_Task to carry out:_ Select every line containing the word "ylabel" from the material, and copy those lines.

# # # #

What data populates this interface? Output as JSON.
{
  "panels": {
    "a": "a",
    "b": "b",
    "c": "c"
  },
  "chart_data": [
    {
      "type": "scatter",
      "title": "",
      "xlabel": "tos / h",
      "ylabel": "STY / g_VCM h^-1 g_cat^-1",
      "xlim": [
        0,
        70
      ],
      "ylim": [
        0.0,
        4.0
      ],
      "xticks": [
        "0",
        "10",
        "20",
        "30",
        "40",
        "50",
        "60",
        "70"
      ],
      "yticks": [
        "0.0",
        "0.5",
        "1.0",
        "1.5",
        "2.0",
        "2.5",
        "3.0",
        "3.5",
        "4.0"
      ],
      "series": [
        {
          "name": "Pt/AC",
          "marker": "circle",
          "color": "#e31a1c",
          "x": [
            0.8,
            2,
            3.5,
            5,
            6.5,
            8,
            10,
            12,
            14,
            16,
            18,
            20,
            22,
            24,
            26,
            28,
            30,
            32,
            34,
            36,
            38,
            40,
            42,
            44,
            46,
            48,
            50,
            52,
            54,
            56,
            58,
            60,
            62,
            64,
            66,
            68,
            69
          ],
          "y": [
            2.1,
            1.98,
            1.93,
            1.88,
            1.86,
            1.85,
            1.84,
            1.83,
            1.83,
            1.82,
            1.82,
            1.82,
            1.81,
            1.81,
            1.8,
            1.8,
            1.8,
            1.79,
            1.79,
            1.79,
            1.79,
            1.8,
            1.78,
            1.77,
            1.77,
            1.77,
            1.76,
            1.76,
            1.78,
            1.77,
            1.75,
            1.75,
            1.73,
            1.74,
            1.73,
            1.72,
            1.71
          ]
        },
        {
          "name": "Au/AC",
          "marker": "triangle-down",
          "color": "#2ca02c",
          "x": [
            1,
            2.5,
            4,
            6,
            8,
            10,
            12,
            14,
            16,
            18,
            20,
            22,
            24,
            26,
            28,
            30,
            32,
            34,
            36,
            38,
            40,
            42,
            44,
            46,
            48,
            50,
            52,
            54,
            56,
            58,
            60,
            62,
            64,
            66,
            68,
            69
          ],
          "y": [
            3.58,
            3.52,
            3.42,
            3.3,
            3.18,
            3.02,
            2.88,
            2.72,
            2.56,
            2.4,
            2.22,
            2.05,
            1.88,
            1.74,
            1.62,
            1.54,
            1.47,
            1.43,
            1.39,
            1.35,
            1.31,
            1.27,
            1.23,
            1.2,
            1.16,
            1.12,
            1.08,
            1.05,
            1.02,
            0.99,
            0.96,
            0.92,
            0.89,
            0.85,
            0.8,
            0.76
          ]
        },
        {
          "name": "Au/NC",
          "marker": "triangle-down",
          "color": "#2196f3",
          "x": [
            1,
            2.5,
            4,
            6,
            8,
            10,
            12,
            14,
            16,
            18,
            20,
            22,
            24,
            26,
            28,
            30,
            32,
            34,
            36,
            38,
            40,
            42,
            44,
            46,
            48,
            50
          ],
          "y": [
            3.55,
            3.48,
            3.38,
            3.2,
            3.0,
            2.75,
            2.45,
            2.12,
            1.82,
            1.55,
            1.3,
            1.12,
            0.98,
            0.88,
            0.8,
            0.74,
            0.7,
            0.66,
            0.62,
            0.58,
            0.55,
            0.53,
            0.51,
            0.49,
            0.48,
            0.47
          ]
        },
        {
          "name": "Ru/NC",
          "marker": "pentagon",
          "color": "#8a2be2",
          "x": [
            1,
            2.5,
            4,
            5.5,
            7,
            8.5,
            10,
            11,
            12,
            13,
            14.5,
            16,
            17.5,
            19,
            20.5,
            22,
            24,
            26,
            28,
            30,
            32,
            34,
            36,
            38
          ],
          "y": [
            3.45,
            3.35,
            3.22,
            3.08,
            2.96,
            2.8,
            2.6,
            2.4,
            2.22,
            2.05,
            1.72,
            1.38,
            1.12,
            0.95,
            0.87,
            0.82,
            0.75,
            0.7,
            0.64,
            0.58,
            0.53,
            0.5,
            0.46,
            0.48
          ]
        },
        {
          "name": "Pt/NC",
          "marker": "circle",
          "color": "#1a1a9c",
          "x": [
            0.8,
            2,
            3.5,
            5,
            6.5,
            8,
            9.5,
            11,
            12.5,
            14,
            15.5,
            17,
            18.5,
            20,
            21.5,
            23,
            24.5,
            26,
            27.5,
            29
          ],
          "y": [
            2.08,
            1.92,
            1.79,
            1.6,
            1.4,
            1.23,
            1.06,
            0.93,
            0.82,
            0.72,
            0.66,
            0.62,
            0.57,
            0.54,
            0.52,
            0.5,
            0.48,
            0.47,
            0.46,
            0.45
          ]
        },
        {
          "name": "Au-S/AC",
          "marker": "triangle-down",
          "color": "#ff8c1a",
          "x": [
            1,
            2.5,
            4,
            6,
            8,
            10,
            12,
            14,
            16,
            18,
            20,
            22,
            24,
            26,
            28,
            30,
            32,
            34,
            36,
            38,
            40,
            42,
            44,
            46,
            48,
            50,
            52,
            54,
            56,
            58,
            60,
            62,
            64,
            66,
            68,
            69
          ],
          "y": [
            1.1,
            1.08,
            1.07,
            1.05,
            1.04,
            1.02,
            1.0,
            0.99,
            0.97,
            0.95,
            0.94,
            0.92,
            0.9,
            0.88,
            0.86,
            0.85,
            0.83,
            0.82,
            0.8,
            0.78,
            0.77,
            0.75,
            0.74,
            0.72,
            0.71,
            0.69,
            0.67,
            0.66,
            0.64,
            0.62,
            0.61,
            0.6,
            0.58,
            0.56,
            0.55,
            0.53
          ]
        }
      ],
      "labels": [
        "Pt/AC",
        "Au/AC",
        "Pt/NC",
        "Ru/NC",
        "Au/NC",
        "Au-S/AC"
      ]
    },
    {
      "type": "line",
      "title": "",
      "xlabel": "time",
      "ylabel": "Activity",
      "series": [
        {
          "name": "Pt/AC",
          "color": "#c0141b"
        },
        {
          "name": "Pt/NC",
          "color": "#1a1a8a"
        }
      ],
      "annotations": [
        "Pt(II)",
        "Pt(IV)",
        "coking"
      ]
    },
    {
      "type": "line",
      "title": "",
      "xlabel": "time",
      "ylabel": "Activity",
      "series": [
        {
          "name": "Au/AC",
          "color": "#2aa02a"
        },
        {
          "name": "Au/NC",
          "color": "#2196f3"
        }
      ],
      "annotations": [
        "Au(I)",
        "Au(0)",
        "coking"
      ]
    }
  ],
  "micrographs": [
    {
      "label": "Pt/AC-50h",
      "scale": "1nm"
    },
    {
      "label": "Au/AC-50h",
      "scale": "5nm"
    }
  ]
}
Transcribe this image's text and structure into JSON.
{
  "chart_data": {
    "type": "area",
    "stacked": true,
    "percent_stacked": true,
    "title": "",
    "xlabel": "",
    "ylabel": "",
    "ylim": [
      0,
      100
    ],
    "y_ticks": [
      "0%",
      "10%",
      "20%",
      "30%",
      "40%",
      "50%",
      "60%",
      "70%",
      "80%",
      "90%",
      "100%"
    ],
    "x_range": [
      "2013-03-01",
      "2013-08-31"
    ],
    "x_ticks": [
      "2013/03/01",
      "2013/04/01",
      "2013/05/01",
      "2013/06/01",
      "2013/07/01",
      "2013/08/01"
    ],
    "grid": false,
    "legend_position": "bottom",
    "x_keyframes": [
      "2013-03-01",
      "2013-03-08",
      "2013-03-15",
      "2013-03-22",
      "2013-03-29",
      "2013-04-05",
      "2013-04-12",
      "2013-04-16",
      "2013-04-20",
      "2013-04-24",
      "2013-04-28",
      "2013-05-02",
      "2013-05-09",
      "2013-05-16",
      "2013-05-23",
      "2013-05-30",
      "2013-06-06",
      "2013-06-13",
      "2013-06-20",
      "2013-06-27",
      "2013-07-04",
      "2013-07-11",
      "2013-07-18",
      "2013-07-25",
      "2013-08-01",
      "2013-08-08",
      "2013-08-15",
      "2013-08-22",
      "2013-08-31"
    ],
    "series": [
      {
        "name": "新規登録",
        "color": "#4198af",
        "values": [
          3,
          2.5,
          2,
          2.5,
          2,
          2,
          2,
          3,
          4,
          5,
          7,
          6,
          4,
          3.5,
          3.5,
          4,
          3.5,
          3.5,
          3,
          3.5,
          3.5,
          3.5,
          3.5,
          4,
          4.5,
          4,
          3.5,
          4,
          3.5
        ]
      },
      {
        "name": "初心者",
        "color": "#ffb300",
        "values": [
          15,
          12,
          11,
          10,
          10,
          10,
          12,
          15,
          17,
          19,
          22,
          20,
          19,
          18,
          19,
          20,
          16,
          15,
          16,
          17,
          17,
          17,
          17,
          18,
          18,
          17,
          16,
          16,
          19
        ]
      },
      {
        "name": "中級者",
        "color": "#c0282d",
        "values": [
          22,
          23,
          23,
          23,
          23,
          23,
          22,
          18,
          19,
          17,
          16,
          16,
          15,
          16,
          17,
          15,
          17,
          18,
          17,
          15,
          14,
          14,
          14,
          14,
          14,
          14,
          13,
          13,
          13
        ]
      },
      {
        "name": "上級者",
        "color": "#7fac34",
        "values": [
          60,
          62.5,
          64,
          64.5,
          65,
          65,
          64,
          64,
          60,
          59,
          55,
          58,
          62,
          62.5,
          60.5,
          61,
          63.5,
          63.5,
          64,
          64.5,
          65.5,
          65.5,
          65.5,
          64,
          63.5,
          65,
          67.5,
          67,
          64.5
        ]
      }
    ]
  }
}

# # # #

_Reply to the task:_
      "ylabel": "STY / g_VCM h^-1 g_cat^-1",
      "ylabel": "Activity",
      "ylabel": "Activity",
    "ylabel": "",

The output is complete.